[DIRECTIVE] Write out each line beneath this one exactly as it reads.

[Begin INFORMATION PROVIDED]

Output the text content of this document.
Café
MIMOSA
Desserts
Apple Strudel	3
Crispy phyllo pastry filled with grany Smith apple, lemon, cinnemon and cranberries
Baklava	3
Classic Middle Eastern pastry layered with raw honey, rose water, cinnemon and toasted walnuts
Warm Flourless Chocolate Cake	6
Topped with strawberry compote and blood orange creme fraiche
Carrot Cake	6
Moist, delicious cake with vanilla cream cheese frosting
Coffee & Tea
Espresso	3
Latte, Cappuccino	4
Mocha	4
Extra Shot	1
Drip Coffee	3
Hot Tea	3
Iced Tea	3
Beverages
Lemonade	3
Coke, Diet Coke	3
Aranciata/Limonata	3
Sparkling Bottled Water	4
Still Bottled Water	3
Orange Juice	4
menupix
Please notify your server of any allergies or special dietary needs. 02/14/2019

[End INFORMATION PROVIDED]

[RESULT FOR THIS EXERCISE]
Output the text content of this document.
Café
MIMOSA
Desserts
Apple Strudel	3
Crispy phyllo pastry filled with grany Smith apple, lemon, cinnemon and cranberries
Baklava	3
Classic Middle Eastern pastry layered with raw honey, rose water, cinnemon and toasted walnuts
Warm Flourless Chocolate Cake	6
Topped with strawberry compote and blood orange creme fraiche
Carrot Cake	6
Moist, delicious cake with vanilla cream cheese frosting
Coffee & Tea
Espresso	3
Latte, Cappuccino	4
Mocha	4
Extra Shot	1
Drip Coffee	3
Hot Tea	3
Iced Tea	3
Beverages
Lemonade	3
Coke, Diet Coke	3
Aranciata/Limonata	3
Sparkling Bottled Water	4
Still Bottled Water	3
Orange Juice	4
menupix
Please notify your server of any allergies or special dietary needs. 02/14/2019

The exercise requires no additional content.